AIM OF THE TASK: Wherever a line below holds the word "type", copy that line.

RECORDS FOR THIS EXERCISE:
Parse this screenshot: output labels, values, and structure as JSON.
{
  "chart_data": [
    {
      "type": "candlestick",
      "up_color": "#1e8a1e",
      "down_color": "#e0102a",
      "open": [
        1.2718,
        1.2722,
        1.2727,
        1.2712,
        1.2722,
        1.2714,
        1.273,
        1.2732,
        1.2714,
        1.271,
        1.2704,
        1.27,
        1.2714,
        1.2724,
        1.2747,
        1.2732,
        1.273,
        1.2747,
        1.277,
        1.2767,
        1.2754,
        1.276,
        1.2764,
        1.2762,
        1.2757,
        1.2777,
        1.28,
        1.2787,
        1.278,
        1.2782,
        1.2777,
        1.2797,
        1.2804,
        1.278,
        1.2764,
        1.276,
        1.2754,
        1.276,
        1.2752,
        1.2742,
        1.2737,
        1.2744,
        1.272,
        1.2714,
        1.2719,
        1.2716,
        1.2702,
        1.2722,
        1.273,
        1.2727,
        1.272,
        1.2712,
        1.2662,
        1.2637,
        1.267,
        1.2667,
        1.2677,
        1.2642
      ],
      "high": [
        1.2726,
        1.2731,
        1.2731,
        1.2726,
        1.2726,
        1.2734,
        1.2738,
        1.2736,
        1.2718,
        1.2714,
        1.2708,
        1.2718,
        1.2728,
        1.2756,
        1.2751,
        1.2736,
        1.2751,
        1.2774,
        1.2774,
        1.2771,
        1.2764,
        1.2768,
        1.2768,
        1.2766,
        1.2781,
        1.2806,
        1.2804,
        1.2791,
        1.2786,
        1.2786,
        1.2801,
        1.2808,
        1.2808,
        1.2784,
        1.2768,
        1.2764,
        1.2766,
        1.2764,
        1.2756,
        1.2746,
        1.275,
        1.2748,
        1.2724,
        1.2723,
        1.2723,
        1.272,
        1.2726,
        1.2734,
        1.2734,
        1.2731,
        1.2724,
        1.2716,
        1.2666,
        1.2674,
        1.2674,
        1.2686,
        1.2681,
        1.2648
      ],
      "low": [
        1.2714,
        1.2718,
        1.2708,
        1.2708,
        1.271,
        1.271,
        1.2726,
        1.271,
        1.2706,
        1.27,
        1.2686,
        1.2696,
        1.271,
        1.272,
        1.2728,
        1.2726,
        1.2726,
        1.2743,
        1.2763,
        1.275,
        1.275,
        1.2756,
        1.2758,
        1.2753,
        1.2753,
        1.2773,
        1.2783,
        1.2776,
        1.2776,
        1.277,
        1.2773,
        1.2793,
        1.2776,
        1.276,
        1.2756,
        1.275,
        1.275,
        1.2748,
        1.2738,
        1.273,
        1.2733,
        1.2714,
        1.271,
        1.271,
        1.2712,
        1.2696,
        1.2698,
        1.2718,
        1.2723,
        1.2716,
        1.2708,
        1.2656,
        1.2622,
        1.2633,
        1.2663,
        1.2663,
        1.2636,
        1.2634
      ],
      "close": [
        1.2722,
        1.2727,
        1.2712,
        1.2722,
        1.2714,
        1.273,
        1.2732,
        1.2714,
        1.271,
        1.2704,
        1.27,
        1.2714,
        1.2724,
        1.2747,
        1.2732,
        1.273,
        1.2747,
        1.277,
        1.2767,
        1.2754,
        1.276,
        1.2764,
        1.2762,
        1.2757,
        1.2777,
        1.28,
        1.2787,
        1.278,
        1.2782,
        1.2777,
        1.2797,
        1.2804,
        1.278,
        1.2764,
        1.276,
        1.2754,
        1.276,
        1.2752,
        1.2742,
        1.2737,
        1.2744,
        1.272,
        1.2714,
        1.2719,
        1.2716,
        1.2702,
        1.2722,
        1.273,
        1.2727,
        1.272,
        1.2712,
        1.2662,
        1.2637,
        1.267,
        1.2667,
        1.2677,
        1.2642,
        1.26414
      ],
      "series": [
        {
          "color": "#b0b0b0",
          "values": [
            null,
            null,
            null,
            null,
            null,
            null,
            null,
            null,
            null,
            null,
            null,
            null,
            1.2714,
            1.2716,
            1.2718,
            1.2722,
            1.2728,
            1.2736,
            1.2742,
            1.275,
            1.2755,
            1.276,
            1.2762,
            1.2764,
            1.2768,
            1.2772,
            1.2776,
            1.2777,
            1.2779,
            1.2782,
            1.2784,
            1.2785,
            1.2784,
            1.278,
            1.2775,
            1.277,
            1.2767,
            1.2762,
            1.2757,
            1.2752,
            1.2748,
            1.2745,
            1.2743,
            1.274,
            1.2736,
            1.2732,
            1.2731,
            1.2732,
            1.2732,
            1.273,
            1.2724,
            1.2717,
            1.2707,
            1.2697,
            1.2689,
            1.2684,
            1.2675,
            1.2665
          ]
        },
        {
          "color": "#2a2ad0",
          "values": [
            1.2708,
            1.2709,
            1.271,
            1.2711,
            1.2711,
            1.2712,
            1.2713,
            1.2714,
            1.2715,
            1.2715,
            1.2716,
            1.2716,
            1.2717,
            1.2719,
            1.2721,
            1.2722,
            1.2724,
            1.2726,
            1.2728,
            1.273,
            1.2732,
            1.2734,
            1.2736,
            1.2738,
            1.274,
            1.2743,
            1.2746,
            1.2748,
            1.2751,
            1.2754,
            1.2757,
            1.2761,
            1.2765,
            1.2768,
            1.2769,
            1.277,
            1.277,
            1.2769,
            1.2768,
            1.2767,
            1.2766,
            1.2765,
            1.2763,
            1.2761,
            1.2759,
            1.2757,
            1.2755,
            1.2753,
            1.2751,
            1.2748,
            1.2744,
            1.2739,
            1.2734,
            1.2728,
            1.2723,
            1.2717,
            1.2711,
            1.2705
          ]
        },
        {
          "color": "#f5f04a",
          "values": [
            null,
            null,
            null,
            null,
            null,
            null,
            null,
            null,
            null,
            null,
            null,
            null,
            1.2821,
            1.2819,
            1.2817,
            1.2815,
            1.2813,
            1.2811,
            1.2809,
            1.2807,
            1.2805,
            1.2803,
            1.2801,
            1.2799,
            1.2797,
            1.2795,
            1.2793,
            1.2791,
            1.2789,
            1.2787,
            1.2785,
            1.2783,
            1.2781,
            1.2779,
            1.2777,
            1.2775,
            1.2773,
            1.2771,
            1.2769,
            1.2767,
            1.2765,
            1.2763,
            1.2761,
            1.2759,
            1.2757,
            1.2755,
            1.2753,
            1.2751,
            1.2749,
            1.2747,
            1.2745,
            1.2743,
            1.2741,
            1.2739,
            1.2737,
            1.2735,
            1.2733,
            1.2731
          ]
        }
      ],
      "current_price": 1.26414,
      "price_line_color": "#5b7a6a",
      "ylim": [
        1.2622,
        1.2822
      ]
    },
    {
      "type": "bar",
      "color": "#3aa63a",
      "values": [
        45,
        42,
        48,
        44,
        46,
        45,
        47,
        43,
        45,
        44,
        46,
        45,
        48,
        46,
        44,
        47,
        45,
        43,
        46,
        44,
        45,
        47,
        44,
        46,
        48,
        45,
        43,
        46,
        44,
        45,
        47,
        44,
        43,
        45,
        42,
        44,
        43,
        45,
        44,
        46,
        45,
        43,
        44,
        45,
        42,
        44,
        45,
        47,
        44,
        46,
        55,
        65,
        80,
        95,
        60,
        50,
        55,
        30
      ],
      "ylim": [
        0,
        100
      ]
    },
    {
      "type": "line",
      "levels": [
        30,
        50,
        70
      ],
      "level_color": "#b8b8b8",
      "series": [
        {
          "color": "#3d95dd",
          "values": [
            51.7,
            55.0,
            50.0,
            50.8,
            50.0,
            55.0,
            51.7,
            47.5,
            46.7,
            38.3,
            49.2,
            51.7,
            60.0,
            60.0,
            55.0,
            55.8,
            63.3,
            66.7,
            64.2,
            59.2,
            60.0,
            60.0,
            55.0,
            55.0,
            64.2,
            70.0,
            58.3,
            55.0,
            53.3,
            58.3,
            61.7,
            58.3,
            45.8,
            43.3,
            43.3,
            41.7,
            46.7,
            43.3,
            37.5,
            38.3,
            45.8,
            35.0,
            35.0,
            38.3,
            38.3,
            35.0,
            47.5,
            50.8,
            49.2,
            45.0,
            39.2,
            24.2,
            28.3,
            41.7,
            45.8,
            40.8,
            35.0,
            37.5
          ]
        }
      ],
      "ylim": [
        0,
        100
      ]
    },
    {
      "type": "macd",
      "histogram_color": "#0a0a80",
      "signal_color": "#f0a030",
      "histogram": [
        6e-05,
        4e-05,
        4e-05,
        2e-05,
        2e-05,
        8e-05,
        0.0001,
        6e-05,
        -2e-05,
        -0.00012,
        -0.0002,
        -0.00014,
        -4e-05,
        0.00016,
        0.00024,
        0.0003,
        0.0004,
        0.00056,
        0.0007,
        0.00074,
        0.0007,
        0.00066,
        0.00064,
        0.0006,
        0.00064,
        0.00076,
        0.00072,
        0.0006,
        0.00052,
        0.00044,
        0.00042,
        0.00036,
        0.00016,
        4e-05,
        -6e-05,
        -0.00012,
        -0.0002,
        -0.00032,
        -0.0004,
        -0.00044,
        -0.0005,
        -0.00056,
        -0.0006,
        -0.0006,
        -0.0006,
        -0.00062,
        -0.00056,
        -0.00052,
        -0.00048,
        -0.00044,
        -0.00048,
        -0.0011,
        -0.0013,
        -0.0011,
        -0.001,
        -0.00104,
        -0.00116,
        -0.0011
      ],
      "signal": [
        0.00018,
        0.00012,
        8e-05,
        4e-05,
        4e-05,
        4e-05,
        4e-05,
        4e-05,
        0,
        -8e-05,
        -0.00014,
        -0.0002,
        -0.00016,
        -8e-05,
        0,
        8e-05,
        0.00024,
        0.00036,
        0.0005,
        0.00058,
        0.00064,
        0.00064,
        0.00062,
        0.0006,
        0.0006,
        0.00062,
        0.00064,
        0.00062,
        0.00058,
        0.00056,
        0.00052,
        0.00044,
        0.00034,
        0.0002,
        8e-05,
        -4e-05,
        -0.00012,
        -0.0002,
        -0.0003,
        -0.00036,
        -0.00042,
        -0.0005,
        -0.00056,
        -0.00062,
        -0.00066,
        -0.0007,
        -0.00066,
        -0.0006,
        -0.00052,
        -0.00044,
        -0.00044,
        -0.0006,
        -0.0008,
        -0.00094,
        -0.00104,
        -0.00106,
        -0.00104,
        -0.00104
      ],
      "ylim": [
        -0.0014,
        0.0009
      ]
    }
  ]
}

TASK RESULT:
      "type": "candlestick",
      "type": "bar",
      "type": "line",
      "type": "macd",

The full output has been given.